**Instructions to follow:**
Locate each line below that includes "this" and reproduce it.

**Dataset records:**

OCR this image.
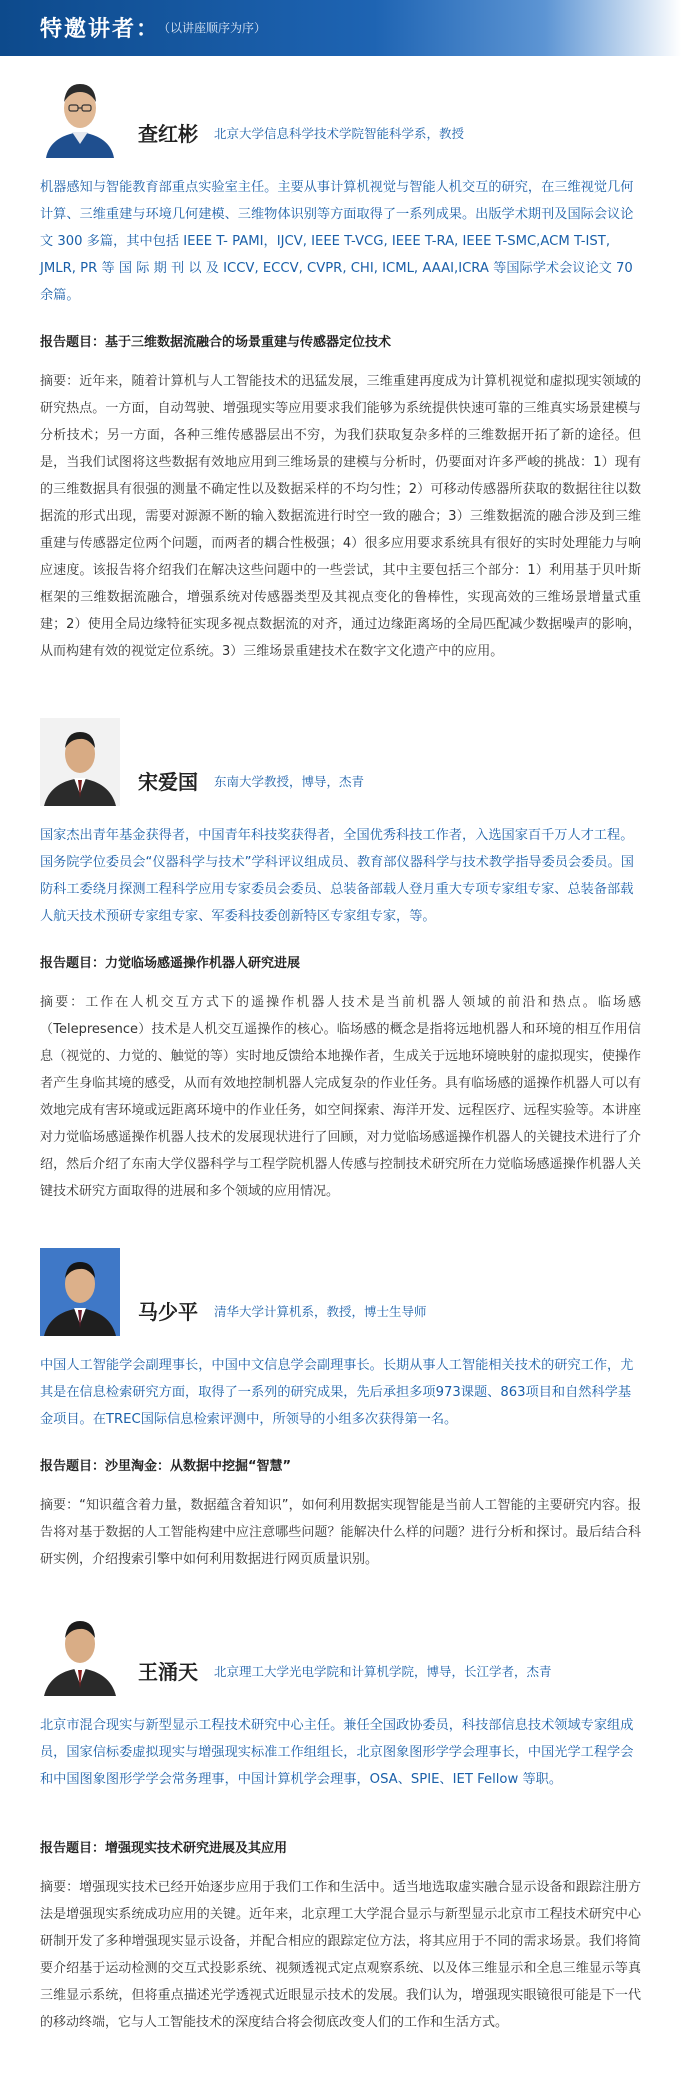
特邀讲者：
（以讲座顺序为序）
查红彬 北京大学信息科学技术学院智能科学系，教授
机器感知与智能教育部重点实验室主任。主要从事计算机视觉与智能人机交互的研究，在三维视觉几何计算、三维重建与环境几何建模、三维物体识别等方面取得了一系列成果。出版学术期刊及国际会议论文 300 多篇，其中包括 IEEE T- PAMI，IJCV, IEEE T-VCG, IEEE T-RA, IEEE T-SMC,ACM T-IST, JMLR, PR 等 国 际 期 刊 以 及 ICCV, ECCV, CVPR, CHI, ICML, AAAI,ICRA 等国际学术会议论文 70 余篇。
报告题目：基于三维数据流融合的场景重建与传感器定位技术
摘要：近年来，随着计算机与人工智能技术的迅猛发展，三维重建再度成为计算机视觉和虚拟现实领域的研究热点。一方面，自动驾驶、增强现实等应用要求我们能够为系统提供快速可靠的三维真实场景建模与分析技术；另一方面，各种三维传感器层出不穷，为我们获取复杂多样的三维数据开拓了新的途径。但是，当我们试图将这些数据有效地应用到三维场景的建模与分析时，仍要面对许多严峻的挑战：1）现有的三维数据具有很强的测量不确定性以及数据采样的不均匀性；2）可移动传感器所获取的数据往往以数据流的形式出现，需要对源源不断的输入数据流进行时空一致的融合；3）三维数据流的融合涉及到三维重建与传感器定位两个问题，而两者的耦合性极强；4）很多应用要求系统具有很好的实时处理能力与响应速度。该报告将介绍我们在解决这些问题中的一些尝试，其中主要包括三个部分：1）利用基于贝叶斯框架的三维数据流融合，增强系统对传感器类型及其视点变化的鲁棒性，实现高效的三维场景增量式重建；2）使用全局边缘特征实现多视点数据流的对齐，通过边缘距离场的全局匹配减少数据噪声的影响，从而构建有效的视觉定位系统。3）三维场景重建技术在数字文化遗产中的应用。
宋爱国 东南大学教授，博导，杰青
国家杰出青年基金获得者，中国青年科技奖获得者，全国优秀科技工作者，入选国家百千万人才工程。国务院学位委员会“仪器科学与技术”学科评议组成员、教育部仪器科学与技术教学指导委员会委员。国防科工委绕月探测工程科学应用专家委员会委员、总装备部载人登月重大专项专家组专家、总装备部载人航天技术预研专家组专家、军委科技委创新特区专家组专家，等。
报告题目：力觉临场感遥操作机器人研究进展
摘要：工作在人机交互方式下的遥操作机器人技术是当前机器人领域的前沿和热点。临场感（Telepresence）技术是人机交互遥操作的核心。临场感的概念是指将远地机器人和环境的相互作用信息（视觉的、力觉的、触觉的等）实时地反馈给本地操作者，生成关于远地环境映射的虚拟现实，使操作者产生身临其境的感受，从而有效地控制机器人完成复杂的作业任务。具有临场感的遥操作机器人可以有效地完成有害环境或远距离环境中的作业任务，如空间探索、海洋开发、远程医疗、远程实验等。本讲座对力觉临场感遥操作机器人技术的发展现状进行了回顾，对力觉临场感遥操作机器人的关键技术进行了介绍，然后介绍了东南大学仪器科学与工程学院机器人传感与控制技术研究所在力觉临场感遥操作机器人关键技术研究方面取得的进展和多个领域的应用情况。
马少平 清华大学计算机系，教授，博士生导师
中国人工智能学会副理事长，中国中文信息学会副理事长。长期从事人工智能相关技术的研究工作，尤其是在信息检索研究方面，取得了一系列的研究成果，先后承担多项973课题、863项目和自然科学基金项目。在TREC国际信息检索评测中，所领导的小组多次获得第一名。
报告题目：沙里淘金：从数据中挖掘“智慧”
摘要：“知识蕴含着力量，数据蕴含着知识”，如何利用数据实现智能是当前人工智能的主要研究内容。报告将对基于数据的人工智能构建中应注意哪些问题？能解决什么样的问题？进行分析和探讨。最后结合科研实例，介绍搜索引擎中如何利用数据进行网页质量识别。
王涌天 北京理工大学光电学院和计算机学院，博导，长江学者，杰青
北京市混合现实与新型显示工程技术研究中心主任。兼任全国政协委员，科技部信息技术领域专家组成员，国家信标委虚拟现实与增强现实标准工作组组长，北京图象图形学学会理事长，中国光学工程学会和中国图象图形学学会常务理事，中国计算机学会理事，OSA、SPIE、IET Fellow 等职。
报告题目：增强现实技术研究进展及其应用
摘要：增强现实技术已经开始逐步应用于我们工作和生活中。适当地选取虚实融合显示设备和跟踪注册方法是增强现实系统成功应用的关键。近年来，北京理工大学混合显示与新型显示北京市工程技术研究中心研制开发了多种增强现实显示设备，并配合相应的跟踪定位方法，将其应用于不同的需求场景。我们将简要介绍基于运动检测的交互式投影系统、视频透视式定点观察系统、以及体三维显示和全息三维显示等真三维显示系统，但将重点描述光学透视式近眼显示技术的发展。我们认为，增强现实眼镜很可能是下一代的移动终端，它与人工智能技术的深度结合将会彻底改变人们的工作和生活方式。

--

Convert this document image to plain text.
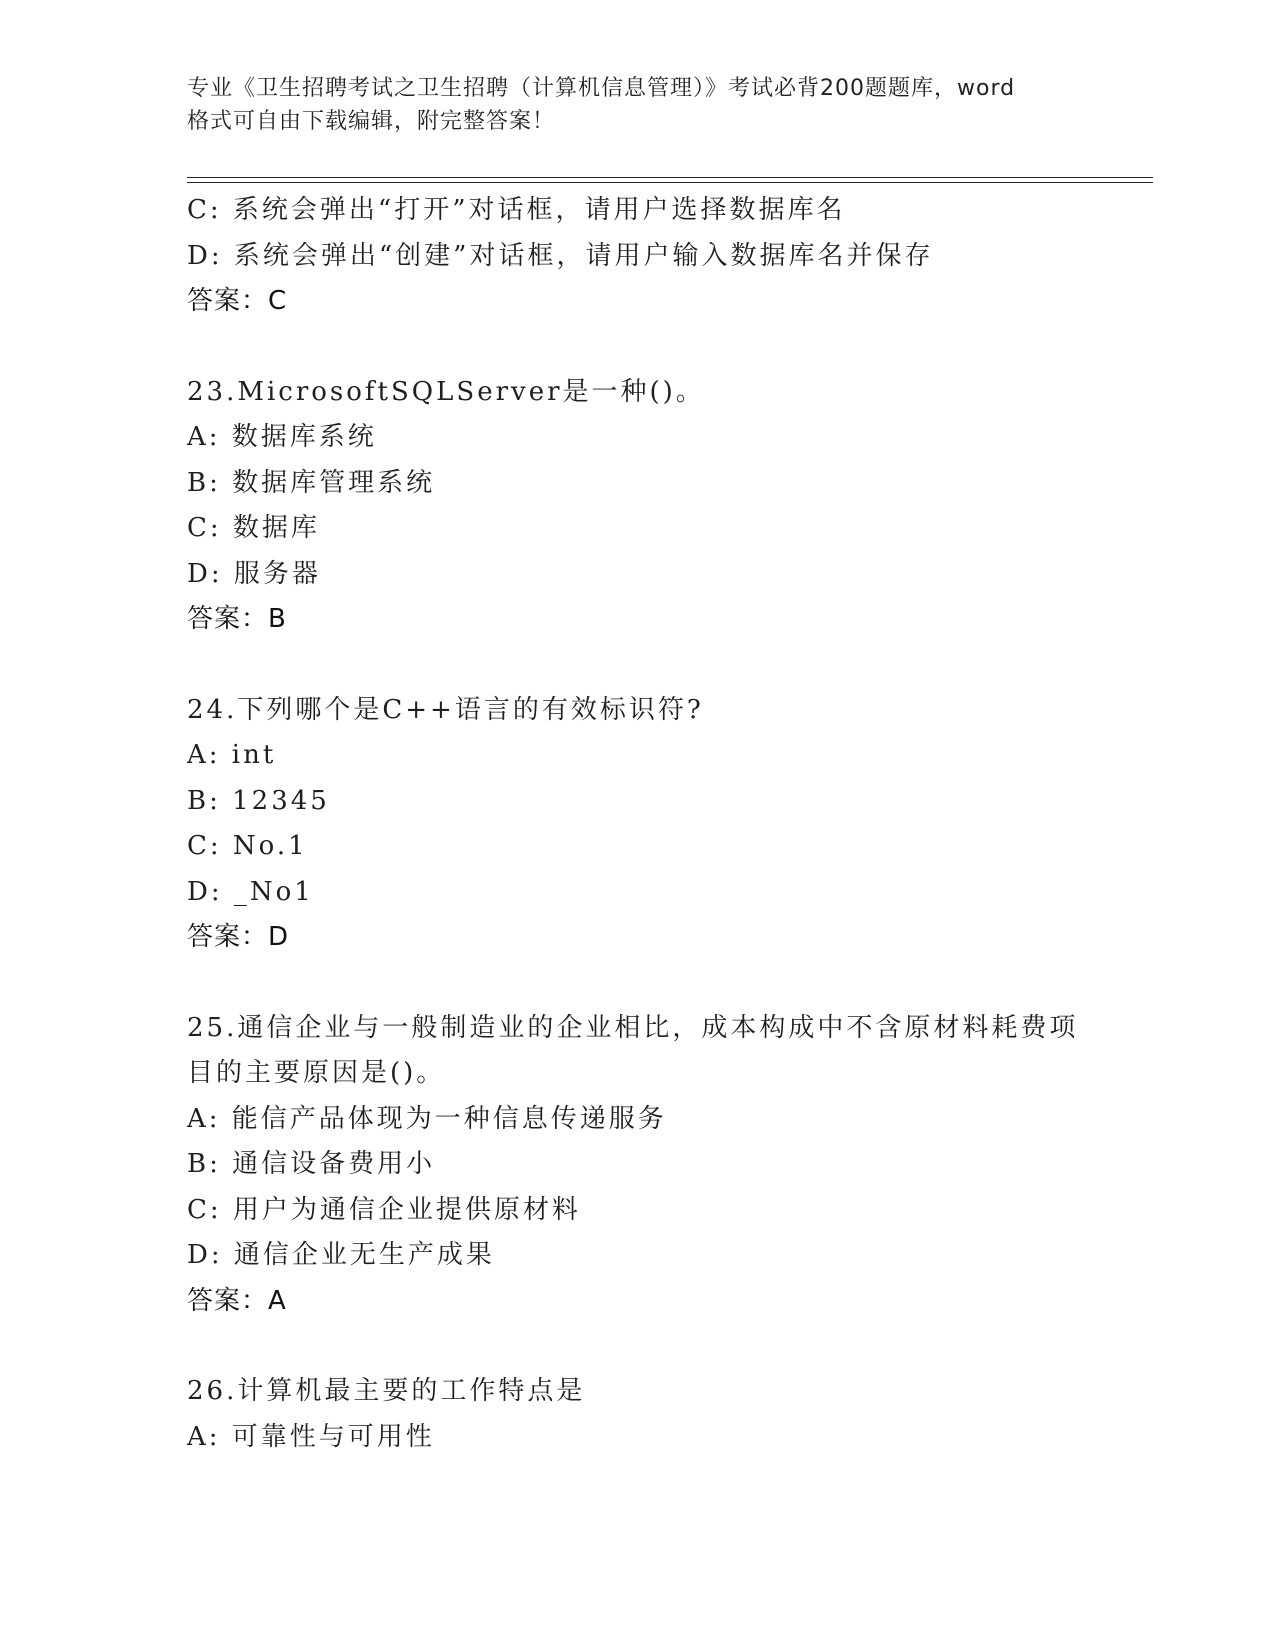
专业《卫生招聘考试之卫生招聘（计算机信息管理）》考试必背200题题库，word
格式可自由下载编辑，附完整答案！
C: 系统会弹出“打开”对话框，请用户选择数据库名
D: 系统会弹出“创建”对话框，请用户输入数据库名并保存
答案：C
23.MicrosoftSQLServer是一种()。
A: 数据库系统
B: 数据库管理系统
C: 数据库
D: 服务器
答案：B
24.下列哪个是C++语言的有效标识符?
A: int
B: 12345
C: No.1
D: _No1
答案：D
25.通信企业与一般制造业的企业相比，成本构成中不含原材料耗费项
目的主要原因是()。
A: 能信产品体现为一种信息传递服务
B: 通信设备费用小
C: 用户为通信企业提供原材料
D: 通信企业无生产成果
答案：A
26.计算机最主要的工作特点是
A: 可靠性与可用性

**Exercise response:**
OCR this image.
Convert this document image to plain text.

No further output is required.